• **EXERCISE AIM**:
Set down, in full, every record in the block.

####################

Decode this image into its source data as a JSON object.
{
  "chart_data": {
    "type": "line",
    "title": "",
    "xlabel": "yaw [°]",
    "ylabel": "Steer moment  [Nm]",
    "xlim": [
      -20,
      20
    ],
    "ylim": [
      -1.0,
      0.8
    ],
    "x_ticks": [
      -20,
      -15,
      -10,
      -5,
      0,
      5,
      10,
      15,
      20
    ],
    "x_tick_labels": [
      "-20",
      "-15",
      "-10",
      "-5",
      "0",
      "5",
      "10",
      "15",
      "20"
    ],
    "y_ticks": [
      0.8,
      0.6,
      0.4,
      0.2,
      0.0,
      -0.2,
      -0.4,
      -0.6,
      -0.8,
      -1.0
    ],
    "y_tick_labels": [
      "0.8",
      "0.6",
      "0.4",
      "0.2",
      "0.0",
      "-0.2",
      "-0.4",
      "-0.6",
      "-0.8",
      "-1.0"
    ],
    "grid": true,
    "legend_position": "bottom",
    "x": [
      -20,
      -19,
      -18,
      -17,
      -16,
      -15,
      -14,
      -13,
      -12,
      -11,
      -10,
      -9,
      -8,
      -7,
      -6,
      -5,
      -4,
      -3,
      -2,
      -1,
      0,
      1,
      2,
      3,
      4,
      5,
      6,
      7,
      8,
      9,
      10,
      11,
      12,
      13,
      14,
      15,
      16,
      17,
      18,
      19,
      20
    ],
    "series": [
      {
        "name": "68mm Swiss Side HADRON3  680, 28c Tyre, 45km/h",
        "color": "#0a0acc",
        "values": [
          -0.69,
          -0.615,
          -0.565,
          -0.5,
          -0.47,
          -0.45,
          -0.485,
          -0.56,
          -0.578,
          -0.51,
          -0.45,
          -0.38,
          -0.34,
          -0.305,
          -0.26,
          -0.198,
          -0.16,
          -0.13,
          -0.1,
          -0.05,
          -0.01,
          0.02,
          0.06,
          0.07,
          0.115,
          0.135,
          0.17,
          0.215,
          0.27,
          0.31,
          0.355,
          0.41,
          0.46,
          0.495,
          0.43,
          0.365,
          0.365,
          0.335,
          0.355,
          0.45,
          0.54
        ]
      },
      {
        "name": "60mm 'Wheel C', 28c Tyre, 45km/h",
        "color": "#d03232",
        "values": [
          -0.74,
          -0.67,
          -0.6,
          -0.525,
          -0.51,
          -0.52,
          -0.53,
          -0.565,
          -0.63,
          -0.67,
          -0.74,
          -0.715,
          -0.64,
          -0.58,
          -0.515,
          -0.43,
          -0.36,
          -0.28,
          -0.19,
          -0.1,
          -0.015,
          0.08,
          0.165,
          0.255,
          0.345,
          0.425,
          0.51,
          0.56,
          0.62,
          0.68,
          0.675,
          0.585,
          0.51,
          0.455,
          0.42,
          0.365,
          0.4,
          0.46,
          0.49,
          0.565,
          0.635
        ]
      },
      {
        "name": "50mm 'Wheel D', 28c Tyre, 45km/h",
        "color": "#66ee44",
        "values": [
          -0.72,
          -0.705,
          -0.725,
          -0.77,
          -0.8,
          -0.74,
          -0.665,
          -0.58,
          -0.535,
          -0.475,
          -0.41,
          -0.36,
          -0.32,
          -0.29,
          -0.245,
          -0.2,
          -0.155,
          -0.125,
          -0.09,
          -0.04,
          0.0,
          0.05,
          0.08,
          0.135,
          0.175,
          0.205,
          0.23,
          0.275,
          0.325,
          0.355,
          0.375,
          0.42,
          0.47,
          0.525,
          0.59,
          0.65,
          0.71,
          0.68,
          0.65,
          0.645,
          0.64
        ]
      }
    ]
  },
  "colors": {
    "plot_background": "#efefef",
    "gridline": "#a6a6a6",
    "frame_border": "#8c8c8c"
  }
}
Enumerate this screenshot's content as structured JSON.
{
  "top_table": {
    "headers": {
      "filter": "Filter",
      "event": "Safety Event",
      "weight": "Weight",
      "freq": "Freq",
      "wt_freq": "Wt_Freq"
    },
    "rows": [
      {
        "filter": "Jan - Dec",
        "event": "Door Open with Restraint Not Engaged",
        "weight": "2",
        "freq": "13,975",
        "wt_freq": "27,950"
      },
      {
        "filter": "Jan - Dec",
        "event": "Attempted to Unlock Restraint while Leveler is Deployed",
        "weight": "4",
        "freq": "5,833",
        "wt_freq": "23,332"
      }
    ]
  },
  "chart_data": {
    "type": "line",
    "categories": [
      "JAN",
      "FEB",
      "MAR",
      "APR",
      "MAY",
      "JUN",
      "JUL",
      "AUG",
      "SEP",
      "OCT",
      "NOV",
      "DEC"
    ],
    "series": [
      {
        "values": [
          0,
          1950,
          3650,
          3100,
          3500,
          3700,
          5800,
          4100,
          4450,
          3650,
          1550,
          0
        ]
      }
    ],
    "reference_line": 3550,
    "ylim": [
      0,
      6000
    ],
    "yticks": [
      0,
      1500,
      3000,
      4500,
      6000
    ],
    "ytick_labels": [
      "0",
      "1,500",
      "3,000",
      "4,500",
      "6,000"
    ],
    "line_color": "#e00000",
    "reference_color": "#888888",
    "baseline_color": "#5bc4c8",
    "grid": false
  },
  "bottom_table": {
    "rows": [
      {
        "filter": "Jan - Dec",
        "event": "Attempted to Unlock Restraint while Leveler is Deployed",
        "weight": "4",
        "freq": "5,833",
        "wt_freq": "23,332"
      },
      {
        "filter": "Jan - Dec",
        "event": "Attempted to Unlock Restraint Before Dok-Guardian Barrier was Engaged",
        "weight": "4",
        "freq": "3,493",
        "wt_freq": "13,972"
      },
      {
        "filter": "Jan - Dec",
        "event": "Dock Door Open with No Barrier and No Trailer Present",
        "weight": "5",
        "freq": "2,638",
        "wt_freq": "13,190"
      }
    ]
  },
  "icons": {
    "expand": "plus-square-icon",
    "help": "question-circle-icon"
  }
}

####################

• **FINAL RESULT**:
Decode this image into its source data as a JSON object.
{
  "chart_data": {
    "type": "line",
    "title": "",
    "xlabel": "yaw [°]",
    "ylabel": "Steer moment  [Nm]",
    "xlim": [
      -20,
      20
    ],
    "ylim": [
      -1.0,
      0.8
    ],
    "x_ticks": [
      -20,
      -15,
      -10,
      -5,
      0,
      5,
      10,
      15,
      20
    ],
    "x_tick_labels": [
      "-20",
      "-15",
      "-10",
      "-5",
      "0",
      "5",
      "10",
      "15",
      "20"
    ],
    "y_ticks": [
      0.8,
      0.6,
      0.4,
      0.2,
      0.0,
      -0.2,
      -0.4,
      -0.6,
      -0.8,
      -1.0
    ],
    "y_tick_labels": [
      "0.8",
      "0.6",
      "0.4",
      "0.2",
      "0.0",
      "-0.2",
      "-0.4",
      "-0.6",
      "-0.8",
      "-1.0"
    ],
    "grid": true,
    "legend_position": "bottom",
    "x": [
      -20,
      -19,
      -18,
      -17,
      -16,
      -15,
      -14,
      -13,
      -12,
      -11,
      -10,
      -9,
      -8,
      -7,
      -6,
      -5,
      -4,
      -3,
      -2,
      -1,
      0,
      1,
      2,
      3,
      4,
      5,
      6,
      7,
      8,
      9,
      10,
      11,
      12,
      13,
      14,
      15,
      16,
      17,
      18,
      19,
      20
    ],
    "series": [
      {
        "name": "68mm Swiss Side HADRON3  680, 28c Tyre, 45km/h",
        "color": "#0a0acc",
        "values": [
          -0.69,
          -0.615,
          -0.565,
          -0.5,
          -0.47,
          -0.45,
          -0.485,
          -0.56,
          -0.578,
          -0.51,
          -0.45,
          -0.38,
          -0.34,
          -0.305,
          -0.26,
          -0.198,
          -0.16,
          -0.13,
          -0.1,
          -0.05,
          -0.01,
          0.02,
          0.06,
          0.07,
          0.115,
          0.135,
          0.17,
          0.215,
          0.27,
          0.31,
          0.355,
          0.41,
          0.46,
          0.495,
          0.43,
          0.365,
          0.365,
          0.335,
          0.355,
          0.45,
          0.54
        ]
      },
      {
        "name": "60mm 'Wheel C', 28c Tyre, 45km/h",
        "color": "#d03232",
        "values": [
          -0.74,
          -0.67,
          -0.6,
          -0.525,
          -0.51,
          -0.52,
          -0.53,
          -0.565,
          -0.63,
          -0.67,
          -0.74,
          -0.715,
          -0.64,
          -0.58,
          -0.515,
          -0.43,
          -0.36,
          -0.28,
          -0.19,
          -0.1,
          -0.015,
          0.08,
          0.165,
          0.255,
          0.345,
          0.425,
          0.51,
          0.56,
          0.62,
          0.68,
          0.675,
          0.585,
          0.51,
          0.455,
          0.42,
          0.365,
          0.4,
          0.46,
          0.49,
          0.565,
          0.635
        ]
      },
      {
        "name": "50mm 'Wheel D', 28c Tyre, 45km/h",
        "color": "#66ee44",
        "values": [
          -0.72,
          -0.705,
          -0.725,
          -0.77,
          -0.8,
          -0.74,
          -0.665,
          -0.58,
          -0.535,
          -0.475,
          -0.41,
          -0.36,
          -0.32,
          -0.29,
          -0.245,
          -0.2,
          -0.155,
          -0.125,
          -0.09,
          -0.04,
          0.0,
          0.05,
          0.08,
          0.135,
          0.175,
          0.205,
          0.23,
          0.275,
          0.325,
          0.355,
          0.375,
          0.42,
          0.47,
          0.525,
          0.59,
          0.65,
          0.71,
          0.68,
          0.65,
          0.645,
          0.64
        ]
      }
    ]
  },
  "colors": {
    "plot_background": "#efefef",
    "gridline": "#a6a6a6",
    "frame_border": "#8c8c8c"
  }
}
Enumerate this screenshot's content as structured JSON.
{
  "top_table": {
    "headers": {
      "filter": "Filter",
      "event": "Safety Event",
      "weight": "Weight",
      "freq": "Freq",
      "wt_freq": "Wt_Freq"
    },
    "rows": [
      {
        "filter": "Jan - Dec",
        "event": "Door Open with Restraint Not Engaged",
        "weight": "2",
        "freq": "13,975",
        "wt_freq": "27,950"
      },
      {
        "filter": "Jan - Dec",
        "event": "Attempted to Unlock Restraint while Leveler is Deployed",
        "weight": "4",
        "freq": "5,833",
        "wt_freq": "23,332"
      }
    ]
  },
  "chart_data": {
    "type": "line",
    "categories": [
      "JAN",
      "FEB",
      "MAR",
      "APR",
      "MAY",
      "JUN",
      "JUL",
      "AUG",
      "SEP",
      "OCT",
      "NOV",
      "DEC"
    ],
    "series": [
      {
        "values": [
          0,
          1950,
          3650,
          3100,
          3500,
          3700,
          5800,
          4100,
          4450,
          3650,
          1550,
          0
        ]
      }
    ],
    "reference_line": 3550,
    "ylim": [
      0,
      6000
    ],
    "yticks": [
      0,
      1500,
      3000,
      4500,
      6000
    ],
    "ytick_labels": [
      "0",
      "1,500",
      "3,000",
      "4,500",
      "6,000"
    ],
    "line_color": "#e00000",
    "reference_color": "#888888",
    "baseline_color": "#5bc4c8",
    "grid": false
  },
  "bottom_table": {
    "rows": [
      {
        "filter": "Jan - Dec",
        "event": "Attempted to Unlock Restraint while Leveler is Deployed",
        "weight": "4",
        "freq": "5,833",
        "wt_freq": "23,332"
      },
      {
        "filter": "Jan - Dec",
        "event": "Attempted to Unlock Restraint Before Dok-Guardian Barrier was Engaged",
        "weight": "4",
        "freq": "3,493",
        "wt_freq": "13,972"
      },
      {
        "filter": "Jan - Dec",
        "event": "Dock Door Open with No Barrier and No Trailer Present",
        "weight": "5",
        "freq": "2,638",
        "wt_freq": "13,190"
      }
    ]
  },
  "icons": {
    "expand": "plus-square-icon",
    "help": "question-circle-icon"
  }
}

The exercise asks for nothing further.